**WHAT NEEDS TO BE DONE:**
Reproduce the records below in full and exactly, without their images.

**GIVEN DATA:**
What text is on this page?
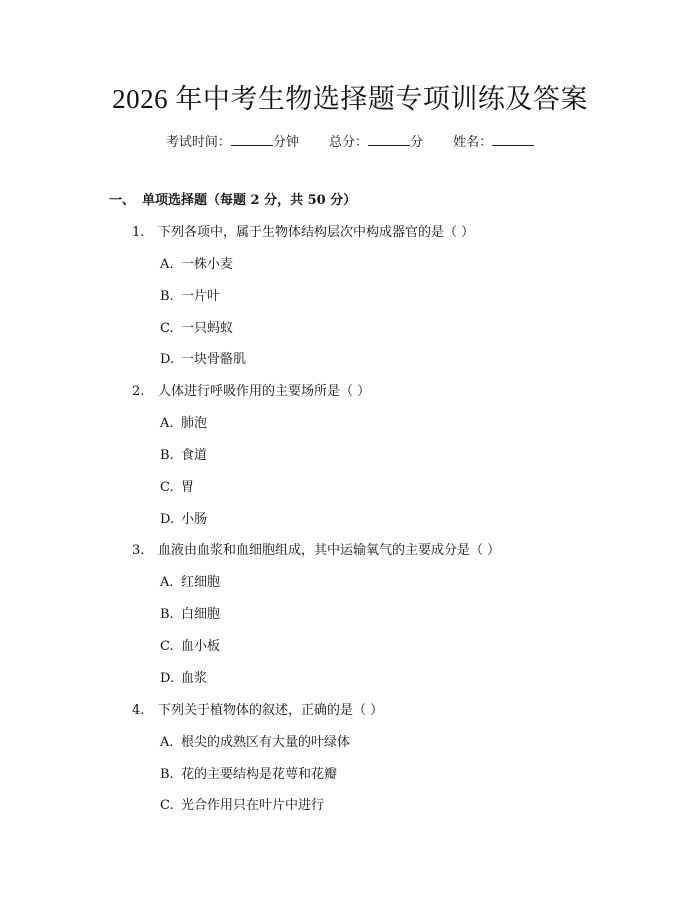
2026 年中考生物选择题专项训练及答案
考试时间：	分钟 总分：	分 姓名：
一、 单项选择题（每题 2 分，共 50 分）
1. 下列各项中，属于生物体结构层次中构成器官的是（ ）
A. 一株小麦
B. 一片叶
C. 一只蚂蚁
D. 一块骨骼肌
2. 人体进行呼吸作用的主要场所是（ ）
A. 肺泡
B. 食道
C. 胃
D. 小肠
3. 血液由血浆和血细胞组成，其中运输氧气的主要成分是（ ）
A. 红细胞
B. 白细胞
C. 血小板
D. 血浆
4. 下列关于植物体的叙述，正确的是（ ）
A. 根尖的成熟区有大量的叶绿体
B. 花的主要结构是花萼和花瓣
C. 光合作用只在叶片中进行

**OUTPUT OF THE TASK:**
What text is on this page?
2026 年中考生物选择题专项训练及答案
考试时间：	分钟 总分：	分 姓名：
一、 单项选择题（每题 2 分，共 50 分）
1. 下列各项中，属于生物体结构层次中构成器官的是（ ）
A. 一株小麦
B. 一片叶
C. 一只蚂蚁
D. 一块骨骼肌
2. 人体进行呼吸作用的主要场所是（ ）
A. 肺泡
B. 食道
C. 胃
D. 小肠
3. 血液由血浆和血细胞组成，其中运输氧气的主要成分是（ ）
A. 红细胞
B. 白细胞
C. 血小板
D. 血浆
4. 下列关于植物体的叙述，正确的是（ ）
A. 根尖的成熟区有大量的叶绿体
B. 花的主要结构是花萼和花瓣
C. 光合作用只在叶片中进行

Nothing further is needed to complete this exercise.